* _DIRECTIONS FOR THIS TASK_
Could you reproduce, word for word, the part of the records that opens with their first line and closes with the line containing "806, 980, 853]"?

begin

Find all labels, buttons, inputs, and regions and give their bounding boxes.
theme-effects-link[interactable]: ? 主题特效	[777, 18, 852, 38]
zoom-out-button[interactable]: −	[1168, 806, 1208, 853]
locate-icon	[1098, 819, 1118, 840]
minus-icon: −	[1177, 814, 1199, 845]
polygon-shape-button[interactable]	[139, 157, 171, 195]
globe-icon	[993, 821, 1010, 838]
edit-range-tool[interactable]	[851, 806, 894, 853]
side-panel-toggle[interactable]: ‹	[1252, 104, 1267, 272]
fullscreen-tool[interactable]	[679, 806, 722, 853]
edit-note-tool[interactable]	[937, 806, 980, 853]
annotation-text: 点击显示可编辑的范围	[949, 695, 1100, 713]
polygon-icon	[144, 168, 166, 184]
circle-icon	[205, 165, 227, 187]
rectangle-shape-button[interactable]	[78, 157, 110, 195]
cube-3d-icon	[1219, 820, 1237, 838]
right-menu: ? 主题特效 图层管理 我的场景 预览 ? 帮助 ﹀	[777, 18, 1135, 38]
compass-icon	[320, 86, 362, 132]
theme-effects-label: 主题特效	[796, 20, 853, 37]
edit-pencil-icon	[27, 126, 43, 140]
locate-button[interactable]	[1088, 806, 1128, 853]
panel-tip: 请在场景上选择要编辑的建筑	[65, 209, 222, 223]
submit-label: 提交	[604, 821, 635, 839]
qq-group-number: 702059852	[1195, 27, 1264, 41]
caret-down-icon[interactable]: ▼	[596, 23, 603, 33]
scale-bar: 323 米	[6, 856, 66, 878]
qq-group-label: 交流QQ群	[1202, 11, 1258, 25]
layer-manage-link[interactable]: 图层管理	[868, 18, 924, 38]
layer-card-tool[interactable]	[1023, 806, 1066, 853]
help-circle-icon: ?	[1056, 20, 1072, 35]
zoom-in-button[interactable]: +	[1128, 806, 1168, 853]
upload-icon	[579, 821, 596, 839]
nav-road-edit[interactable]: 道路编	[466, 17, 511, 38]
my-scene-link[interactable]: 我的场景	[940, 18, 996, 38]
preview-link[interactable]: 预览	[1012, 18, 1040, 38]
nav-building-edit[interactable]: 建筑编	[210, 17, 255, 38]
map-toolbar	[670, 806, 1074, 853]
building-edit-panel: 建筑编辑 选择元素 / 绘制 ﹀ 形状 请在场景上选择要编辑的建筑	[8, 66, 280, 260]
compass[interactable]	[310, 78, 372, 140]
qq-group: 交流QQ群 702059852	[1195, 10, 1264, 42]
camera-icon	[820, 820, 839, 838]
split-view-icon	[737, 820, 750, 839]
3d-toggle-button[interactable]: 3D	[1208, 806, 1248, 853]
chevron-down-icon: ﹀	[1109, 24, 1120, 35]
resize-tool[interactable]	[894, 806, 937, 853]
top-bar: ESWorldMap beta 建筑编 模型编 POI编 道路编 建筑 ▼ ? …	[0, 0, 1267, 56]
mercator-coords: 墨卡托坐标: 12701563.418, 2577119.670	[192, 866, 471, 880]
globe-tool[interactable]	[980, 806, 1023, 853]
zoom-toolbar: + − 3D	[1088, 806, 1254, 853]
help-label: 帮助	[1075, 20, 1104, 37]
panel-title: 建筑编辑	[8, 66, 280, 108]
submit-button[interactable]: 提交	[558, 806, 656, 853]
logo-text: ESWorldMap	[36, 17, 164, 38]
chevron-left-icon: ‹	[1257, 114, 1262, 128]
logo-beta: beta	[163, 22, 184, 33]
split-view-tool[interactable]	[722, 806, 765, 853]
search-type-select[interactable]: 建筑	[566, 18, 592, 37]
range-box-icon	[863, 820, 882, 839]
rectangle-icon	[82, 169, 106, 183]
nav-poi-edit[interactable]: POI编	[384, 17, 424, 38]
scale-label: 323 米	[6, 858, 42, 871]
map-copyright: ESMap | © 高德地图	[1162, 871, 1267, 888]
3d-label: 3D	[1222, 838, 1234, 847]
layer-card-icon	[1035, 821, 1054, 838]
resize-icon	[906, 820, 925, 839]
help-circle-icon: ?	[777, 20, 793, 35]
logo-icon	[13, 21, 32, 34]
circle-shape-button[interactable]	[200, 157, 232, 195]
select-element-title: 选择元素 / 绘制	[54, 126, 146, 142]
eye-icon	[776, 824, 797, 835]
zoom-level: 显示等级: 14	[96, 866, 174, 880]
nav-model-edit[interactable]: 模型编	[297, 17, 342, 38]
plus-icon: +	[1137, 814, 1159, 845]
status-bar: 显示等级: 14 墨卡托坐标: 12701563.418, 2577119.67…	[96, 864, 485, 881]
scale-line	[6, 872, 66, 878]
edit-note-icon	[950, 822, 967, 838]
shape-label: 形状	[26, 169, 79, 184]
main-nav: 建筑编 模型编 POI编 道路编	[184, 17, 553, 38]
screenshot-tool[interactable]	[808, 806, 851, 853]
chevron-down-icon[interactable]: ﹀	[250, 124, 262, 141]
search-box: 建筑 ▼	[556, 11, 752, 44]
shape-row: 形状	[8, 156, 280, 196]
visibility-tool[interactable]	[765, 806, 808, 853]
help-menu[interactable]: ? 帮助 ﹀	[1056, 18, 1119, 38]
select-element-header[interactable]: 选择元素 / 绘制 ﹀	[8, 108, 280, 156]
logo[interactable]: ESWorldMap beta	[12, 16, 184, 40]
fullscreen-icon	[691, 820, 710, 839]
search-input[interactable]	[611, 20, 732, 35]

end

* _WRITTEN RESPONSE_
Find all labels, buttons, inputs, and regions and give their bounding boxes.
theme-effects-link[interactable]: ? 主题特效	[777, 18, 852, 38]
zoom-out-button[interactable]: −	[1168, 806, 1208, 853]
locate-icon	[1098, 819, 1118, 840]
minus-icon: −	[1177, 814, 1199, 845]
polygon-shape-button[interactable]	[139, 157, 171, 195]
globe-icon	[993, 821, 1010, 838]
edit-range-tool[interactable]	[851, 806, 894, 853]
side-panel-toggle[interactable]: ‹	[1252, 104, 1267, 272]
fullscreen-tool[interactable]	[679, 806, 722, 853]
edit-note-tool[interactable]	[937, 806, 980, 853]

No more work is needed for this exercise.